start PROVIDED INFORMATION

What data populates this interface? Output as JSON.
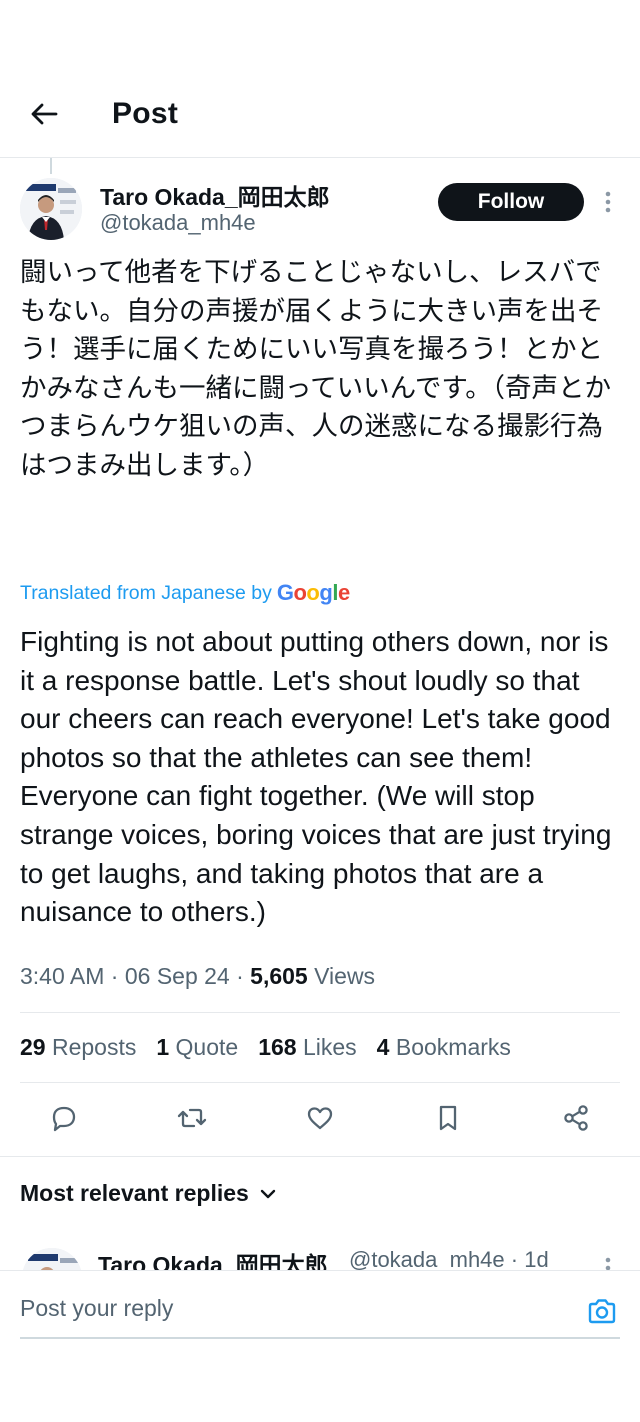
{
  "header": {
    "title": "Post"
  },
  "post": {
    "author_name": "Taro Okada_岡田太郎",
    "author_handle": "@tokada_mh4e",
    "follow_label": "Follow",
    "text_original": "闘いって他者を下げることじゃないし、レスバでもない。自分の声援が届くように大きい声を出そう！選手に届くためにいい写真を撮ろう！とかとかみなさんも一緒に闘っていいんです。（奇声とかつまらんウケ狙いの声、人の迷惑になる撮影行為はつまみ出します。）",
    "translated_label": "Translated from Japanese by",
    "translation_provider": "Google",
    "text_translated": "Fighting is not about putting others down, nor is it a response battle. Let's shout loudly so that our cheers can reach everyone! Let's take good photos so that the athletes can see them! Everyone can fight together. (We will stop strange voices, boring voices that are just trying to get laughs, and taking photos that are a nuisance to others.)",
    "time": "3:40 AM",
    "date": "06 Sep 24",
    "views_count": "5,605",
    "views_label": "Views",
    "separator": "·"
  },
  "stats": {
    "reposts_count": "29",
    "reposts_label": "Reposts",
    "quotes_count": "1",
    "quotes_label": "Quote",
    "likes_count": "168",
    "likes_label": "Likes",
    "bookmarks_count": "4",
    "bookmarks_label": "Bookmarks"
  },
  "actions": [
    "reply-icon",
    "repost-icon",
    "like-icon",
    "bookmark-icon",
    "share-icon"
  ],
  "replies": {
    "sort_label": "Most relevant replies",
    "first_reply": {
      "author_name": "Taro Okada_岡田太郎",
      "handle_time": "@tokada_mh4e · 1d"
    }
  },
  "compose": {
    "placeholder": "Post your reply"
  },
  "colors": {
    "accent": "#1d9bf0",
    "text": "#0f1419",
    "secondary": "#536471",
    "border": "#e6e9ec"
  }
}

end PROVIDED INFORMATION

== EXERCISE DESCRIPTION ==
Copy the listing over exactly, skipping the pictures it holds.

== EXPECTED ANSWER ==
What data populates this interface? Output as JSON.
{
  "header": {
    "title": "Post"
  },
  "post": {
    "author_name": "Taro Okada_岡田太郎",
    "author_handle": "@tokada_mh4e",
    "follow_label": "Follow",
    "text_original": "闘いって他者を下げることじゃないし、レスバでもない。自分の声援が届くように大きい声を出そう！選手に届くためにいい写真を撮ろう！とかとかみなさんも一緒に闘っていいんです。（奇声とかつまらんウケ狙いの声、人の迷惑になる撮影行為はつまみ出します。）",
    "translated_label": "Translated from Japanese by",
    "translation_provider": "Google",
    "text_translated": "Fighting is not about putting others down, nor is it a response battle. Let's shout loudly so that our cheers can reach everyone! Let's take good photos so that the athletes can see them! Everyone can fight together. (We will stop strange voices, boring voices that are just trying to get laughs, and taking photos that are a nuisance to others.)",
    "time": "3:40 AM",
    "date": "06 Sep 24",
    "views_count": "5,605",
    "views_label": "Views",
    "separator": "·"
  },
  "stats": {
    "reposts_count": "29",
    "reposts_label": "Reposts",
    "quotes_count": "1",
    "quotes_label": "Quote",
    "likes_count": "168",
    "likes_label": "Likes",
    "bookmarks_count": "4",
    "bookmarks_label": "Bookmarks"
  },
  "actions": [
    "reply-icon",
    "repost-icon",
    "like-icon",
    "bookmark-icon",
    "share-icon"
  ],
  "replies": {
    "sort_label": "Most relevant replies",
    "first_reply": {
      "author_name": "Taro Okada_岡田太郎",
      "handle_time": "@tokada_mh4e · 1d"
    }
  },
  "compose": {
    "placeholder": "Post your reply"
  },
  "colors": {
    "accent": "#1d9bf0",
    "text": "#0f1419",
    "secondary": "#536471",
    "border": "#e6e9ec"
  }
}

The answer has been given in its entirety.